# PROBLEM:
Go over the listing below line by line and tally those containing "Barnet". Give only the tally.

::: MATERIAL SHOWN

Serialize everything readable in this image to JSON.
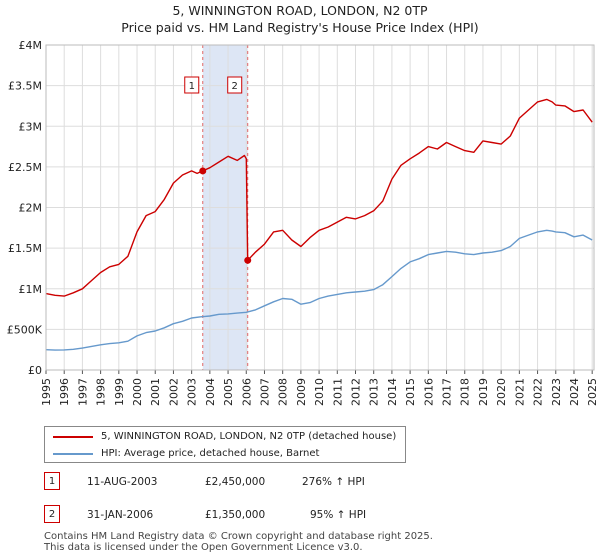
{
  "title_line1": "5, WINNINGTON ROAD, LONDON, N2 0TP",
  "title_line2": "Price paid vs. HM Land Registry's House Price Index (HPI)",
  "colors": {
    "property": "#cc0000",
    "hpi": "#6699cc",
    "shade": "#dde6f5",
    "grid": "#dddddd"
  },
  "chart_data": {
    "type": "line",
    "x_unit": "year",
    "xlim": [
      1995,
      2025.1
    ],
    "ylim": [
      0,
      4000000
    ],
    "y_ticks": [
      {
        "value": 0,
        "label": "£0"
      },
      {
        "value": 500000,
        "label": "£500K"
      },
      {
        "value": 1000000,
        "label": "£1M"
      },
      {
        "value": 1500000,
        "label": "£1.5M"
      },
      {
        "value": 2000000,
        "label": "£2M"
      },
      {
        "value": 2500000,
        "label": "£2.5M"
      },
      {
        "value": 3000000,
        "label": "£3M"
      },
      {
        "value": 3500000,
        "label": "£3.5M"
      },
      {
        "value": 4000000,
        "label": "£4M"
      }
    ],
    "x_ticks": [
      "1995",
      "1996",
      "1997",
      "1998",
      "1999",
      "2000",
      "2001",
      "2002",
      "2003",
      "2004",
      "2005",
      "2006",
      "2007",
      "2008",
      "2009",
      "2010",
      "2011",
      "2012",
      "2013",
      "2014",
      "2015",
      "2016",
      "2017",
      "2018",
      "2019",
      "2020",
      "2021",
      "2022",
      "2023",
      "2024",
      "2025"
    ],
    "grid": true,
    "shaded_range": [
      2003.61,
      2006.08
    ],
    "series": [
      {
        "name": "5, WINNINGTON ROAD, LONDON, N2 0TP (detached house)",
        "color": "#cc0000",
        "x": [
          1995.0,
          1995.5,
          1996.0,
          1996.5,
          1997.0,
          1997.5,
          1998.0,
          1998.5,
          1999.0,
          1999.5,
          2000.0,
          2000.5,
          2001.0,
          2001.5,
          2002.0,
          2002.5,
          2003.0,
          2003.3,
          2003.61,
          2004.0,
          2004.5,
          2005.0,
          2005.5,
          2005.9,
          2006.0,
          2006.08,
          2006.5,
          2007.0,
          2007.5,
          2008.0,
          2008.5,
          2009.0,
          2009.5,
          2010.0,
          2010.5,
          2011.0,
          2011.5,
          2012.0,
          2012.5,
          2013.0,
          2013.5,
          2014.0,
          2014.5,
          2015.0,
          2015.5,
          2016.0,
          2016.5,
          2017.0,
          2017.5,
          2018.0,
          2018.5,
          2019.0,
          2019.5,
          2020.0,
          2020.5,
          2021.0,
          2021.5,
          2022.0,
          2022.5,
          2022.8,
          2023.0,
          2023.5,
          2024.0,
          2024.5,
          2025.0
        ],
        "values": [
          940000,
          920000,
          910000,
          950000,
          1000000,
          1100000,
          1200000,
          1270000,
          1300000,
          1400000,
          1700000,
          1900000,
          1950000,
          2100000,
          2300000,
          2400000,
          2450000,
          2420000,
          2450000,
          2490000,
          2560000,
          2630000,
          2580000,
          2640000,
          2600000,
          1350000,
          1450000,
          1550000,
          1700000,
          1720000,
          1600000,
          1520000,
          1630000,
          1720000,
          1760000,
          1820000,
          1880000,
          1860000,
          1900000,
          1960000,
          2080000,
          2350000,
          2520000,
          2600000,
          2670000,
          2750000,
          2720000,
          2800000,
          2750000,
          2700000,
          2680000,
          2820000,
          2800000,
          2780000,
          2880000,
          3100000,
          3200000,
          3300000,
          3330000,
          3300000,
          3260000,
          3250000,
          3180000,
          3200000,
          3050000
        ]
      },
      {
        "name": "HPI: Average price, detached house, Barnet",
        "color": "#6699cc",
        "x": [
          1995.0,
          1995.5,
          1996.0,
          1996.5,
          1997.0,
          1997.5,
          1998.0,
          1998.5,
          1999.0,
          1999.5,
          2000.0,
          2000.5,
          2001.0,
          2001.5,
          2002.0,
          2002.5,
          2003.0,
          2003.5,
          2004.0,
          2004.5,
          2005.0,
          2005.5,
          2006.0,
          2006.5,
          2007.0,
          2007.5,
          2008.0,
          2008.5,
          2009.0,
          2009.5,
          2010.0,
          2010.5,
          2011.0,
          2011.5,
          2012.0,
          2012.5,
          2013.0,
          2013.5,
          2014.0,
          2014.5,
          2015.0,
          2015.5,
          2016.0,
          2016.5,
          2017.0,
          2017.5,
          2018.0,
          2018.5,
          2019.0,
          2019.5,
          2020.0,
          2020.5,
          2021.0,
          2021.5,
          2022.0,
          2022.5,
          2022.8,
          2023.0,
          2023.5,
          2024.0,
          2024.5,
          2025.0
        ],
        "values": [
          250000,
          245000,
          248000,
          255000,
          270000,
          290000,
          310000,
          325000,
          335000,
          355000,
          420000,
          460000,
          480000,
          520000,
          570000,
          600000,
          640000,
          655000,
          665000,
          685000,
          690000,
          700000,
          710000,
          740000,
          790000,
          840000,
          880000,
          870000,
          810000,
          830000,
          880000,
          910000,
          930000,
          950000,
          960000,
          970000,
          990000,
          1050000,
          1150000,
          1250000,
          1330000,
          1370000,
          1420000,
          1440000,
          1460000,
          1450000,
          1430000,
          1420000,
          1440000,
          1450000,
          1470000,
          1520000,
          1620000,
          1660000,
          1700000,
          1720000,
          1710000,
          1700000,
          1690000,
          1640000,
          1660000,
          1600000
        ]
      }
    ],
    "annotations": [
      {
        "label": "1",
        "x": 2003.61,
        "value": 2450000
      },
      {
        "label": "2",
        "x": 2006.08,
        "value": 1350000
      }
    ]
  },
  "legend": [
    {
      "label": "5, WINNINGTON ROAD, LONDON, N2 0TP (detached house)",
      "color": "#cc0000"
    },
    {
      "label": "HPI: Average price, detached house, Barnet",
      "color": "#6699cc"
    }
  ],
  "transactions": [
    {
      "num": "1",
      "date": "11-AUG-2003",
      "price": "£2,450,000",
      "hpi": "276% ↑ HPI"
    },
    {
      "num": "2",
      "date": "31-JAN-2006",
      "price": "£1,350,000",
      "hpi": "95% ↑ HPI"
    }
  ],
  "footer_line1": "Contains HM Land Registry data © Crown copyright and database right 2025.",
  "footer_line2": "This data is licensed under the Open Government Licence v3.0."
}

::::::

# WRITTEN RESPONSE:
2